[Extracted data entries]
┏━━
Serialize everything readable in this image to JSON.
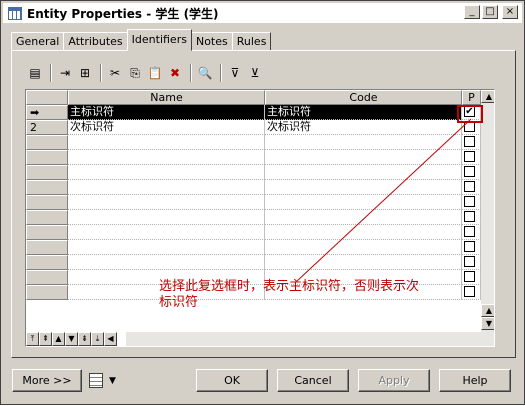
{
  "window": {
    "title": "Entity Properties - 学生 (学生)",
    "controls": [
      "_",
      "□",
      "×"
    ]
  },
  "tabs": [
    {
      "label": "General",
      "active": false
    },
    {
      "label": "Attributes",
      "active": false
    },
    {
      "label": "Identifiers",
      "active": true
    },
    {
      "label": "Notes",
      "active": false
    },
    {
      "label": "Rules",
      "active": false
    }
  ],
  "toolbar": {
    "icons": [
      "properties-icon",
      "insert-row-icon",
      "add-row-icon",
      "cut-icon",
      "copy-icon",
      "paste-icon",
      "delete-icon",
      "find-icon",
      "filter-icon",
      "clear-filter-icon"
    ],
    "glyphs": [
      "▤",
      "⇥",
      "⊞",
      "✂",
      "⎘",
      "📋",
      "✖",
      "🔍",
      "⊽",
      "⊻"
    ]
  },
  "grid": {
    "columns": {
      "name": "Name",
      "code": "Code",
      "primary": "P"
    },
    "rows": [
      {
        "marker": "➡",
        "name": "主标识符",
        "code": "主标识符",
        "primary": true,
        "selected": true
      },
      {
        "marker": "2",
        "name": "次标识符",
        "code": "次标识符",
        "primary": false,
        "selected": false
      }
    ],
    "empty_rows": 11
  },
  "nav": [
    "⤒",
    "⇞",
    "▲",
    "▼",
    "⇟",
    "⤓"
  ],
  "annotation": "选择此复选框时，表示主标识符，否则表示次标识符",
  "annotation_color": "#c00000",
  "buttons": {
    "more": "More >>",
    "ok": "OK",
    "cancel": "Cancel",
    "apply": "Apply",
    "help": "Help"
  }
}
┗━━
**Written request:**
Return the material word for word. Pictures are not part of the copy.

**Response below:**
Serialize everything readable in this image to JSON.
{
  "window": {
    "title": "Entity Properties - 学生 (学生)",
    "controls": [
      "_",
      "□",
      "×"
    ]
  },
  "tabs": [
    {
      "label": "General",
      "active": false
    },
    {
      "label": "Attributes",
      "active": false
    },
    {
      "label": "Identifiers",
      "active": true
    },
    {
      "label": "Notes",
      "active": false
    },
    {
      "label": "Rules",
      "active": false
    }
  ],
  "toolbar": {
    "icons": [
      "properties-icon",
      "insert-row-icon",
      "add-row-icon",
      "cut-icon",
      "copy-icon",
      "paste-icon",
      "delete-icon",
      "find-icon",
      "filter-icon",
      "clear-filter-icon"
    ],
    "glyphs": [
      "▤",
      "⇥",
      "⊞",
      "✂",
      "⎘",
      "📋",
      "✖",
      "🔍",
      "⊽",
      "⊻"
    ]
  },
  "grid": {
    "columns": {
      "name": "Name",
      "code": "Code",
      "primary": "P"
    },
    "rows": [
      {
        "marker": "➡",
        "name": "主标识符",
        "code": "主标识符",
        "primary": true,
        "selected": true
      },
      {
        "marker": "2",
        "name": "次标识符",
        "code": "次标识符",
        "primary": false,
        "selected": false
      }
    ],
    "empty_rows": 11
  },
  "nav": [
    "⤒",
    "⇞",
    "▲",
    "▼",
    "⇟",
    "⤓"
  ],
  "annotation": "选择此复选框时，表示主标识符，否则表示次标识符",
  "annotation_color": "#c00000",
  "buttons": {
    "more": "More >>",
    "ok": "OK",
    "cancel": "Cancel",
    "apply": "Apply",
    "help": "Help"
  }
}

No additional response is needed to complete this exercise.